**Your goal:**
Make an exact copy of the entries below with the pictures removed.

[Dataset excerpt]
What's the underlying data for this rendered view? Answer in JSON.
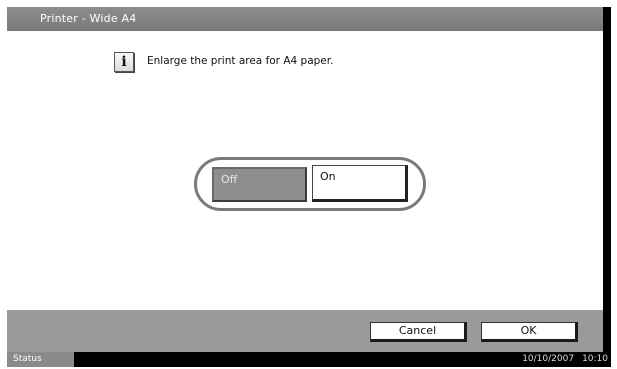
{
  "window": {
    "title": "Printer - Wide A4"
  },
  "message": {
    "icon": "info-icon",
    "icon_glyph": "i",
    "text": "Enlarge the print area for A4 paper."
  },
  "options": [
    {
      "label": "Off",
      "selected": true
    },
    {
      "label": "On",
      "selected": false
    }
  ],
  "footer": {
    "cancel_label": "Cancel",
    "ok_label": "OK"
  },
  "statusbar": {
    "status_label": "Status",
    "date": "10/10/2007",
    "time": "10:10"
  },
  "colors": {
    "selected_button": "#8e8e8e",
    "titlebar": "#808080",
    "bottombar": "#9a9a9a"
  }
}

**Worked answer:**
What's the underlying data for this rendered view? Answer in JSON.
{
  "window": {
    "title": "Printer - Wide A4"
  },
  "message": {
    "icon": "info-icon",
    "icon_glyph": "i",
    "text": "Enlarge the print area for A4 paper."
  },
  "options": [
    {
      "label": "Off",
      "selected": true
    },
    {
      "label": "On",
      "selected": false
    }
  ],
  "footer": {
    "cancel_label": "Cancel",
    "ok_label": "OK"
  },
  "statusbar": {
    "status_label": "Status",
    "date": "10/10/2007",
    "time": "10:10"
  },
  "colors": {
    "selected_button": "#8e8e8e",
    "titlebar": "#808080",
    "bottombar": "#9a9a9a"
  }
}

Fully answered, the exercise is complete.